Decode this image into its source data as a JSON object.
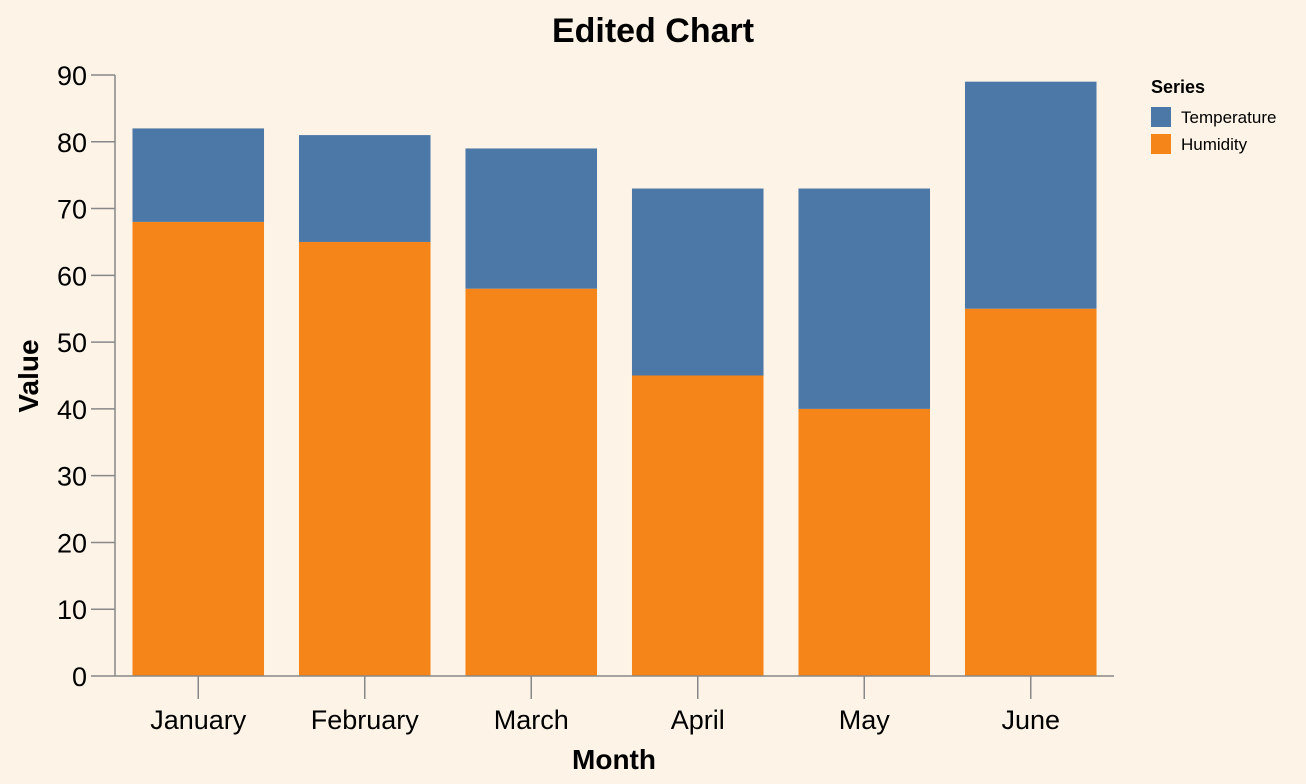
{
  "chart_data": {
    "type": "bar",
    "stacked": true,
    "title": "Edited Chart",
    "xlabel": "Month",
    "ylabel": "Value",
    "categories": [
      "January",
      "February",
      "March",
      "April",
      "May",
      "June"
    ],
    "ylim": [
      0,
      90
    ],
    "yticks": [
      0,
      10,
      20,
      30,
      40,
      50,
      60,
      70,
      80,
      90
    ],
    "grid": false,
    "legend": {
      "title": "Series",
      "placement": "right"
    },
    "series": [
      {
        "name": "Humidity",
        "color": "#f58518",
        "values": [
          68,
          65,
          58,
          45,
          40,
          55
        ]
      },
      {
        "name": "Temperature",
        "color": "#4c78a8",
        "values": [
          14,
          16,
          21,
          28,
          33,
          34
        ]
      }
    ],
    "legend_order": [
      "Temperature",
      "Humidity"
    ]
  }
}
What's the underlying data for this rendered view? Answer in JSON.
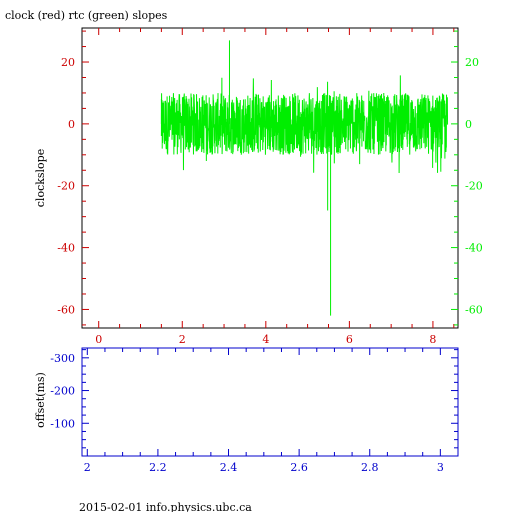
{
  "colors": {
    "clock": "#cc0000",
    "rtc": "#00ee00",
    "offset": "#0000cc",
    "axis": "#000000"
  },
  "chart_data": [
    {
      "type": "line",
      "title": "clock (red) rtc (green) slopes",
      "ylabel": "clockslope",
      "xlabel": "",
      "xlim": [
        -0.4,
        8.6
      ],
      "ylim": [
        -66,
        31
      ],
      "x_ticks": [
        0,
        2,
        4,
        6,
        8
      ],
      "y_ticks_left": [
        20,
        0,
        -20,
        -40,
        -60
      ],
      "y_ticks_right": [
        20,
        0,
        -20,
        -40,
        -60
      ],
      "grid": false,
      "series": [
        {
          "name": "rtc",
          "color": "#00ee00",
          "x_range": [
            1.5,
            8.35
          ],
          "band": [
            -10,
            10
          ],
          "spikes": [
            {
              "x": 1.5,
              "y": 8
            },
            {
              "x": 1.52,
              "y": -8
            },
            {
              "x": 3.13,
              "y": 27
            },
            {
              "x": 5.48,
              "y": -28
            },
            {
              "x": 5.55,
              "y": -62
            }
          ]
        }
      ]
    },
    {
      "type": "line",
      "title": "",
      "ylabel": "offset(ms)",
      "xlabel": "",
      "xlim": [
        1.985,
        3.05
      ],
      "ylim": [
        -330,
        0
      ],
      "x_ticks": [
        2,
        2.2,
        2.4,
        2.6,
        2.8,
        3
      ],
      "x_tick_labels": [
        "2",
        "2.2",
        "2.4",
        "2.6",
        "2.8",
        "3"
      ],
      "y_ticks": [
        -300,
        -200,
        -100
      ],
      "y_tick_labels": [
        "-300",
        "-200",
        "-100"
      ],
      "grid": false,
      "series": []
    }
  ],
  "footer": "2015-02-01 info.physics.ubc.ca"
}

◇ ◇ ◇ ◇

▶ **INSTRUCTION**
Supply the count of lines in the entries that contain the word "name", and nothing besides.

▶ **FINAL ANSWER**
3